Exercise brief: Every line below that mentions the word "title" should be copied out.

Record list:
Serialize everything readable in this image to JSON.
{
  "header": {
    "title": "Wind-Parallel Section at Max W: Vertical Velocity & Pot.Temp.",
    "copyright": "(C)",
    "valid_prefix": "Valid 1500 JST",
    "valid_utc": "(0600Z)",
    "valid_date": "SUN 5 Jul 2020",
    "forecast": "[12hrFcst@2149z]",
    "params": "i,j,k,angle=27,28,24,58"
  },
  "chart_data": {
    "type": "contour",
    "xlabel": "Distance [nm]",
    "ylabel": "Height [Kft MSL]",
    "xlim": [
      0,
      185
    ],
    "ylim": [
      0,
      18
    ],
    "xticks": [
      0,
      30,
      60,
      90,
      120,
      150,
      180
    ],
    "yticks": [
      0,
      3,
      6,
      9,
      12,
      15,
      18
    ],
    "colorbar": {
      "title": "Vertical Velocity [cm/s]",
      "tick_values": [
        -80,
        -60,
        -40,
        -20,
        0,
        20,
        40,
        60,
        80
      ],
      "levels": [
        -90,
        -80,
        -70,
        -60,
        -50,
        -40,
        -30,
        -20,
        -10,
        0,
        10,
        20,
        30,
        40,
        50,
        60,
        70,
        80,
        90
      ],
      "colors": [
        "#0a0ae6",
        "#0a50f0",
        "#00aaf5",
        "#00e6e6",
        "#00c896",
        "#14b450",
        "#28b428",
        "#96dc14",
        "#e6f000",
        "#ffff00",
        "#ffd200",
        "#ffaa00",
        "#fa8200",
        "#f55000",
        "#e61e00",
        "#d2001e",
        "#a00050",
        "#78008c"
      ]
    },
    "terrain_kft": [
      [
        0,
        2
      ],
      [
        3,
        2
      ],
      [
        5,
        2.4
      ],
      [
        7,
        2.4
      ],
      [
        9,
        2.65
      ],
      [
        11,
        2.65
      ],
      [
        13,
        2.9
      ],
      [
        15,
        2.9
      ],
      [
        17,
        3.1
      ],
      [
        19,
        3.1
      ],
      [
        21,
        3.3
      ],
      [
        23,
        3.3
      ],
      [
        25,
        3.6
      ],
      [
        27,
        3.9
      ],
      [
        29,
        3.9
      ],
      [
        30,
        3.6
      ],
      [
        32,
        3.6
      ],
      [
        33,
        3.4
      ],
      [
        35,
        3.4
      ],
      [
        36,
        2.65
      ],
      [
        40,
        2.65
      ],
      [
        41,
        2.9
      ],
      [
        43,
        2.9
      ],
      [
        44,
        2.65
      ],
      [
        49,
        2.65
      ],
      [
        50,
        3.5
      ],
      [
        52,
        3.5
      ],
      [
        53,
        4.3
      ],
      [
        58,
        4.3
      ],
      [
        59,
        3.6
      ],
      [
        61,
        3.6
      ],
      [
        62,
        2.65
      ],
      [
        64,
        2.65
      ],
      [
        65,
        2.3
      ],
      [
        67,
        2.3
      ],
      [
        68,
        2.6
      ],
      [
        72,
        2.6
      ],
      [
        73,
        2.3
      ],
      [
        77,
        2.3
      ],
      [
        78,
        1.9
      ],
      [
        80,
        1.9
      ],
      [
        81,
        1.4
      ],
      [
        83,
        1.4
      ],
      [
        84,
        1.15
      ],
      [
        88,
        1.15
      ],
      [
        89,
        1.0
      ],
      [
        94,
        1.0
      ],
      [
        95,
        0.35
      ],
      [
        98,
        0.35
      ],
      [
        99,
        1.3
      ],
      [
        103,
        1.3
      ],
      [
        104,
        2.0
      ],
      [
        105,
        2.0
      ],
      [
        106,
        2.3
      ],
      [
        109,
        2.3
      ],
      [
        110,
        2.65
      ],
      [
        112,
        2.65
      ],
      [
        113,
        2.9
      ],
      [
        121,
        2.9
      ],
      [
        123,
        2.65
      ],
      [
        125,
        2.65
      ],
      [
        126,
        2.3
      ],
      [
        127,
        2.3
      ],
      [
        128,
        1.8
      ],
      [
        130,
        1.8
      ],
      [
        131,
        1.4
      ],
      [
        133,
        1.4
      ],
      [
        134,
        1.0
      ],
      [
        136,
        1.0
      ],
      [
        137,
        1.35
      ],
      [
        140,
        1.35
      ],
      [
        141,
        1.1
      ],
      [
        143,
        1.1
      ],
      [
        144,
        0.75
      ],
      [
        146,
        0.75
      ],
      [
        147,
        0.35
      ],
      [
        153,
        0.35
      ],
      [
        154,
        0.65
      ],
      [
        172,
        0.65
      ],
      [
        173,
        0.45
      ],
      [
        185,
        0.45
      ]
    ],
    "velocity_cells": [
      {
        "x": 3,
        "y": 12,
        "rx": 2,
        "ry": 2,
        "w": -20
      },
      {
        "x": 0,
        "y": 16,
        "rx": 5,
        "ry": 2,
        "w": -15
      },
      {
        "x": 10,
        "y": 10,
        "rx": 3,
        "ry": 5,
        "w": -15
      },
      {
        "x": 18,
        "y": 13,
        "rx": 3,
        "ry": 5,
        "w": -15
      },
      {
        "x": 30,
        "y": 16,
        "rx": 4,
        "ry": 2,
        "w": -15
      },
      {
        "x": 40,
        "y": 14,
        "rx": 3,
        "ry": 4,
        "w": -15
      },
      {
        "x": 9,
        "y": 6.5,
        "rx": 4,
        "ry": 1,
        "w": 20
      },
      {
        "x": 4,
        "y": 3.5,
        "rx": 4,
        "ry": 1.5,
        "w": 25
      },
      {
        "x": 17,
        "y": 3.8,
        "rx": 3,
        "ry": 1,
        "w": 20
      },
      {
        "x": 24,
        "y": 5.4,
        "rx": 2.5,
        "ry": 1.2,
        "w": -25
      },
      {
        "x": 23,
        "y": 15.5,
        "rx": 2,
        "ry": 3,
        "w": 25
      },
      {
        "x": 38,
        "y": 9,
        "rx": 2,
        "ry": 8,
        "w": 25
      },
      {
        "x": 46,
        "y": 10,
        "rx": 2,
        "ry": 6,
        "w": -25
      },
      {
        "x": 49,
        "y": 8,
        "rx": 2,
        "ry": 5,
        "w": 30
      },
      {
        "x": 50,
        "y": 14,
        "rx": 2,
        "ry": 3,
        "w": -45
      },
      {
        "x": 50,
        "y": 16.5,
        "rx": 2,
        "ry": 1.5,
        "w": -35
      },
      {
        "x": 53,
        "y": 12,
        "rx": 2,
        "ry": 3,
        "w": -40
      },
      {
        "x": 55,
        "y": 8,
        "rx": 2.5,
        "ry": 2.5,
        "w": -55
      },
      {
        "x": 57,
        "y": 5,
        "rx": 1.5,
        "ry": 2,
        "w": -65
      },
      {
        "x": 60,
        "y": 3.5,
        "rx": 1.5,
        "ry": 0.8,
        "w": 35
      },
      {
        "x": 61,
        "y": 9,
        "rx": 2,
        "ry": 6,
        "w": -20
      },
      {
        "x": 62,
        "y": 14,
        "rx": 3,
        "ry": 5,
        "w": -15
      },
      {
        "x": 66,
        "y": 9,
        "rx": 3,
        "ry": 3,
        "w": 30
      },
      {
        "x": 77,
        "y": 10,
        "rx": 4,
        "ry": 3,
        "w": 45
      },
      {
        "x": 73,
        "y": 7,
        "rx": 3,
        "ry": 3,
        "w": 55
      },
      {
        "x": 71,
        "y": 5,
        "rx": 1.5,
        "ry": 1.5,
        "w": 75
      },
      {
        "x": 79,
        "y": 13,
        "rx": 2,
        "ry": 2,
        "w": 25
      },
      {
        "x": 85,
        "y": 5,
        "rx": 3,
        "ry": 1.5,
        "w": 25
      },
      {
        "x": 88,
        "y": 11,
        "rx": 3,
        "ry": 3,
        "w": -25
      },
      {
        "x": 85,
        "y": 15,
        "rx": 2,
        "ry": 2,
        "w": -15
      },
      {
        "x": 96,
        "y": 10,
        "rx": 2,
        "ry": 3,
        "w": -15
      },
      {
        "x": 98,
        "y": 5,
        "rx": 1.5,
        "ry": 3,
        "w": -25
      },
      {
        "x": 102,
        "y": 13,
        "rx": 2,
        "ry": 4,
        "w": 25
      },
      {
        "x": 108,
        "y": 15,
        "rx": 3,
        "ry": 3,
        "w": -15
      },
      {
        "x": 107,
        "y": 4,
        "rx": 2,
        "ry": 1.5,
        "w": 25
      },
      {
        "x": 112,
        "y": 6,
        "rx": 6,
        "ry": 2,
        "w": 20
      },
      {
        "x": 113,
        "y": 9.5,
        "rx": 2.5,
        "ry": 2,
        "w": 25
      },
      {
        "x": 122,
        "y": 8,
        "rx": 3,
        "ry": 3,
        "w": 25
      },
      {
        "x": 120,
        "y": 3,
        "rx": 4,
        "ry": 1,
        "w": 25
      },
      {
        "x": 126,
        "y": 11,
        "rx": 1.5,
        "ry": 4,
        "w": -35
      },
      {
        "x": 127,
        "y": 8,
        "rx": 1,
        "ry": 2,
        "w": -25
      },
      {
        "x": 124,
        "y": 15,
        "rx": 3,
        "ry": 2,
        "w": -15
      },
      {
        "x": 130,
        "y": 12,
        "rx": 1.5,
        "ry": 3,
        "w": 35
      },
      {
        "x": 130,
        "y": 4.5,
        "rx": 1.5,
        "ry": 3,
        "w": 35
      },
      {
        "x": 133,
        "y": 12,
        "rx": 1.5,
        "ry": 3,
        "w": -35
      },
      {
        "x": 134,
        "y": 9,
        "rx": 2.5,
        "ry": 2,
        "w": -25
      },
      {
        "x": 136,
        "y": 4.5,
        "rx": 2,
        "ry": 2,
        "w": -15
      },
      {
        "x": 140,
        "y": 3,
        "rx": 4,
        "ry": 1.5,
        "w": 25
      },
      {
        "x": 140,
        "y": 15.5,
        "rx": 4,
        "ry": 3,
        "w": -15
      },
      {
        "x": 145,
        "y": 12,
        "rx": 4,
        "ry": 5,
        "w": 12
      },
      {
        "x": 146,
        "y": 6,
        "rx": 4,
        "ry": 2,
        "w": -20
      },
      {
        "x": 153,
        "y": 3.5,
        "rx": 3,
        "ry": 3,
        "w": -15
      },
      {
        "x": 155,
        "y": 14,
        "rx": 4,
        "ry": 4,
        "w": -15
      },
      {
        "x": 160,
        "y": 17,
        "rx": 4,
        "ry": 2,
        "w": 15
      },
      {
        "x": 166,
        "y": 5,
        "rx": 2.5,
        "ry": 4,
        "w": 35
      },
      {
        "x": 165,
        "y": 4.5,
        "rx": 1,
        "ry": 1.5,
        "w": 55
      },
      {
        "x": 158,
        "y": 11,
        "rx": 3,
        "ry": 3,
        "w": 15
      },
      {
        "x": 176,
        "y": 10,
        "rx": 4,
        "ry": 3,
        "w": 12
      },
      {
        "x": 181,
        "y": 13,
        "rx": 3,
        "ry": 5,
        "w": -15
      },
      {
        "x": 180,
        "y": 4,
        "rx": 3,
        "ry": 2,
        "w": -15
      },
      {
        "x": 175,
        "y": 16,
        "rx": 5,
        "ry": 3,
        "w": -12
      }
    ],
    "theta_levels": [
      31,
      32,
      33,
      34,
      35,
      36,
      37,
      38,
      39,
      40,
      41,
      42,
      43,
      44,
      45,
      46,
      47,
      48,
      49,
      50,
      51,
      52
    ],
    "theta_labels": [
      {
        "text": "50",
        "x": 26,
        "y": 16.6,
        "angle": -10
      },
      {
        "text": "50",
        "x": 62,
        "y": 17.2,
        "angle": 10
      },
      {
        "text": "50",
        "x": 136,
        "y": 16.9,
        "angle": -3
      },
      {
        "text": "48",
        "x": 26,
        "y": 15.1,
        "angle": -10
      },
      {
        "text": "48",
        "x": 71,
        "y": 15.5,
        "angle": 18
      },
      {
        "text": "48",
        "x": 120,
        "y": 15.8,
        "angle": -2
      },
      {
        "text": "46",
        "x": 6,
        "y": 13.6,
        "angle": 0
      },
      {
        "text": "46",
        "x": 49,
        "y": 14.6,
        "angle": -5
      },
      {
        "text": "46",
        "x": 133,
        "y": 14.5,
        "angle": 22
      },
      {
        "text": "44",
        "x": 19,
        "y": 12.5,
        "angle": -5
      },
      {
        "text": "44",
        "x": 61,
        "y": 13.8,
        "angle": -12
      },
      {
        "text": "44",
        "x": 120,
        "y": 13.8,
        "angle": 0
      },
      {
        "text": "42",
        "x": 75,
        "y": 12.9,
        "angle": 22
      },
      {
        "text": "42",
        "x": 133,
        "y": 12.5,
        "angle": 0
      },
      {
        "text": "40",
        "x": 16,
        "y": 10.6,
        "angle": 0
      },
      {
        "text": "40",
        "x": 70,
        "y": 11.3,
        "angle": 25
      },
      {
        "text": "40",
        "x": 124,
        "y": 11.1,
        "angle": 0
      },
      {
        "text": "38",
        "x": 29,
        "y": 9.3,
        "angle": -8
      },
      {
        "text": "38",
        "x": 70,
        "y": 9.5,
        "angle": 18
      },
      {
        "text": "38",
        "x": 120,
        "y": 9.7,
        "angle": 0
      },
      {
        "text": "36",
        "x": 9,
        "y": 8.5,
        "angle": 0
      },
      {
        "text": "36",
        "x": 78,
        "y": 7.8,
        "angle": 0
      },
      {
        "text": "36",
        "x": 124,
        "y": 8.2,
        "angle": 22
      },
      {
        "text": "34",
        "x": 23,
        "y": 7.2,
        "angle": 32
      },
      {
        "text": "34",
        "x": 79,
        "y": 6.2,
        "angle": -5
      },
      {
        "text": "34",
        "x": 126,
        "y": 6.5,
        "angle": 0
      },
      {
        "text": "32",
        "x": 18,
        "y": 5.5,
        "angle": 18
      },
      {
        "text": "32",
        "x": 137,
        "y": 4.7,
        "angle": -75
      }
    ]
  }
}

Problem solution:
    "title": "Wind-Parallel Section at Max W: Vertical Velocity & Pot.Temp.",
      "title": "Vertical Velocity [cm/s]",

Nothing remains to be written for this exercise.